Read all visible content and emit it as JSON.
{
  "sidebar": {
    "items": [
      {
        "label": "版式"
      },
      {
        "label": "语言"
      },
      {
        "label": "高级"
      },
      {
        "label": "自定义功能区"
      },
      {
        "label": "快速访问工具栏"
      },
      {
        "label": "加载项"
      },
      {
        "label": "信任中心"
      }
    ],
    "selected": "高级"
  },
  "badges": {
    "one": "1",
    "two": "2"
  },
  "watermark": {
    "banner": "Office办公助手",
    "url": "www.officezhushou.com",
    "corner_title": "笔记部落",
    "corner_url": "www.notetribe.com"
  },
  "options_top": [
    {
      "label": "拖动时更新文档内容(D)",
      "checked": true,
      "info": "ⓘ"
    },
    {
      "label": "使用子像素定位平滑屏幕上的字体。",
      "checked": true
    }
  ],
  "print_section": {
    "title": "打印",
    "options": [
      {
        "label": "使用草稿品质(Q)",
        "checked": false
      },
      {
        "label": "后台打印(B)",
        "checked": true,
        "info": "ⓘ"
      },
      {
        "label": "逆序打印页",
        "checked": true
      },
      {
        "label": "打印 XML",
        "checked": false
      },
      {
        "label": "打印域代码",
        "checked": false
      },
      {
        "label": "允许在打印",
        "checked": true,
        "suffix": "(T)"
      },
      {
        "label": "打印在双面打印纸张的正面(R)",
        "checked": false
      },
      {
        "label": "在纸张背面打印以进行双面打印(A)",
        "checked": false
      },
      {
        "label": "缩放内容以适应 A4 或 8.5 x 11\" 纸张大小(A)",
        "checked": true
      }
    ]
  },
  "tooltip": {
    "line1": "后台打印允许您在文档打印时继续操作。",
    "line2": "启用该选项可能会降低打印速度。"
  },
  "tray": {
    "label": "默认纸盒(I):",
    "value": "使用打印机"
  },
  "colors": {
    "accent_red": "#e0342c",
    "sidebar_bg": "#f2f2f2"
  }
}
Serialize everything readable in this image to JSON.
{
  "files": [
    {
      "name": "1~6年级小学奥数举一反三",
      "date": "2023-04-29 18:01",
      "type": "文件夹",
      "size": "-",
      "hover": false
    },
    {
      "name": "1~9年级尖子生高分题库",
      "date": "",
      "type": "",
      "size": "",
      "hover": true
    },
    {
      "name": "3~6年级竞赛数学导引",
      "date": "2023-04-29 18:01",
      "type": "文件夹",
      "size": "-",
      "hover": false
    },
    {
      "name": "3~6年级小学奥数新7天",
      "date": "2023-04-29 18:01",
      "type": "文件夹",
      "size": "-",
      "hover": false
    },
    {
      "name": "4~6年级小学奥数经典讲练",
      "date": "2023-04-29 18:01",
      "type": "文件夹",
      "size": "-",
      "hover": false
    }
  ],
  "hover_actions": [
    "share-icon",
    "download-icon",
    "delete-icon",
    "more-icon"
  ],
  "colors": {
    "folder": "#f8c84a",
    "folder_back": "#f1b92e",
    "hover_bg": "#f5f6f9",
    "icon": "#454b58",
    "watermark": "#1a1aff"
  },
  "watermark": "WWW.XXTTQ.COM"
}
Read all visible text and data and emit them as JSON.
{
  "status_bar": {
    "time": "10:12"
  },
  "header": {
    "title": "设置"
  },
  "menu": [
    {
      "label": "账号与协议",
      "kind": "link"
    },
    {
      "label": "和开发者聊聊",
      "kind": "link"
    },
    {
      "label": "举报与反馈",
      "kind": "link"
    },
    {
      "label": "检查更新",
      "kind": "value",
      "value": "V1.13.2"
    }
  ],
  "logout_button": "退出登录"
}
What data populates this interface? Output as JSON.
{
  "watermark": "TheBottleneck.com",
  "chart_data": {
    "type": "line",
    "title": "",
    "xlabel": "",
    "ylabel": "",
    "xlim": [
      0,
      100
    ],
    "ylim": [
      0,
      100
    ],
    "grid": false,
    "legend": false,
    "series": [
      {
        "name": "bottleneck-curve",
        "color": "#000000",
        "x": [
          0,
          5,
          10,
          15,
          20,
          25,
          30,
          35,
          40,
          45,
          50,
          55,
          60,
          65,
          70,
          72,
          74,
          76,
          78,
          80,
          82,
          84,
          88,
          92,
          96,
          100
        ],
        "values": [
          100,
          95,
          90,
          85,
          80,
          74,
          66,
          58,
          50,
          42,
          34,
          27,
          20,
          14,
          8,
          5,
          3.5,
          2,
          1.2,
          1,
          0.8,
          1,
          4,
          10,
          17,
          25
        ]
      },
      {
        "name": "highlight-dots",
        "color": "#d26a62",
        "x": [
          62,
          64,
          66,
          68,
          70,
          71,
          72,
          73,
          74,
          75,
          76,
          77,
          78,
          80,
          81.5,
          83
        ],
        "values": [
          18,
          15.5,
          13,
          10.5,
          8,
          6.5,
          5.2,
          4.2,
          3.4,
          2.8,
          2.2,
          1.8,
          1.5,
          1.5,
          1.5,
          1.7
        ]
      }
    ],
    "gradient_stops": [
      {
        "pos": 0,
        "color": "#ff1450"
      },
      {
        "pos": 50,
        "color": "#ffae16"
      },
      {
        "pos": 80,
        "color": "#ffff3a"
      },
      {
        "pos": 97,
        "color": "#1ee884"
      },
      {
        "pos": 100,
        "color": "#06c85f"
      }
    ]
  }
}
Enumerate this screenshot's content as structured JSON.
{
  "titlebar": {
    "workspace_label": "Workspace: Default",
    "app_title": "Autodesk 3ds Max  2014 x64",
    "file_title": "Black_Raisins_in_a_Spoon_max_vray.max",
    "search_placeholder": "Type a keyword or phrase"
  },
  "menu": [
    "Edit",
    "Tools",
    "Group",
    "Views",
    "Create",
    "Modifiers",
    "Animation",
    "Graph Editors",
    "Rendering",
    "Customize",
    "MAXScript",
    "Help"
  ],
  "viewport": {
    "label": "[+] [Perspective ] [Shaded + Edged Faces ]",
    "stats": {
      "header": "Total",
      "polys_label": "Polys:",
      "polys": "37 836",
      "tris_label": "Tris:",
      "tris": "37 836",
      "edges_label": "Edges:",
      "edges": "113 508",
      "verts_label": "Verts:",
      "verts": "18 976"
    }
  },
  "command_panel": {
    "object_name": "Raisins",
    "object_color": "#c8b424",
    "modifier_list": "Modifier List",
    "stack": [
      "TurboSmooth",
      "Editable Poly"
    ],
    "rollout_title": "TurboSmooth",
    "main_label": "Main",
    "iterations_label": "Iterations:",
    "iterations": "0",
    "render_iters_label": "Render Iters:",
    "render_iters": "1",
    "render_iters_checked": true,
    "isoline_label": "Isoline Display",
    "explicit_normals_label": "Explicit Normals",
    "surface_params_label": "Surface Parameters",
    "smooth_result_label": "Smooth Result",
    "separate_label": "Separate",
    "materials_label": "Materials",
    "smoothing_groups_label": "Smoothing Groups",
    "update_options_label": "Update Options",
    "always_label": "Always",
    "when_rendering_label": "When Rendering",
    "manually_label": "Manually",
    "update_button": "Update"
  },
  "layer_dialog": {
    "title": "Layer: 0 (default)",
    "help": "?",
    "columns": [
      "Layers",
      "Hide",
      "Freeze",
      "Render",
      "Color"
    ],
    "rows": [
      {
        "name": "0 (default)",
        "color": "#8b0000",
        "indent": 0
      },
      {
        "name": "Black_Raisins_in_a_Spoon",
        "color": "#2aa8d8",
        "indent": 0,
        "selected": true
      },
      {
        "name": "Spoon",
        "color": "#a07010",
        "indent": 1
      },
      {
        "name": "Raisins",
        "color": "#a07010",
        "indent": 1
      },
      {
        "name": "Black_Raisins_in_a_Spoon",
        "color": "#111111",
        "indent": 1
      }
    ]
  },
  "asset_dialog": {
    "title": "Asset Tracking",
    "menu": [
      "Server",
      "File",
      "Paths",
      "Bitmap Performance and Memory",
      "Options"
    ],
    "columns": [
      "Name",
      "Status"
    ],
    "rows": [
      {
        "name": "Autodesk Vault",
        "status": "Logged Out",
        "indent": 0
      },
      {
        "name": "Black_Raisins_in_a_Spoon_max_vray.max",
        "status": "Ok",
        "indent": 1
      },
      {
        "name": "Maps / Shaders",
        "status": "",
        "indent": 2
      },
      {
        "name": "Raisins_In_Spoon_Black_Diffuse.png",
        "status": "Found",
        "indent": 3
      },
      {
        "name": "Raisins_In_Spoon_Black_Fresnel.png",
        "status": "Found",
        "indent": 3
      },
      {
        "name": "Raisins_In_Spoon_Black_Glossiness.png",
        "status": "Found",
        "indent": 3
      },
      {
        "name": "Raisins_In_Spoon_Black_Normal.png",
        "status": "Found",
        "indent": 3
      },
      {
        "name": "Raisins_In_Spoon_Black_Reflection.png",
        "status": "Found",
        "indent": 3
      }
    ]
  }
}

* * * *

Your task is to gather all lines from the entries above that hold the word "true".

* **OUTPUT FOR THIS EXERCISE**:
      "checked": true,
      "checked": true
        "checked": true,
        "checked": true
        "checked": true,
        "checked": true
      "hover": true
    "render_iters_checked": true,
        "selected": true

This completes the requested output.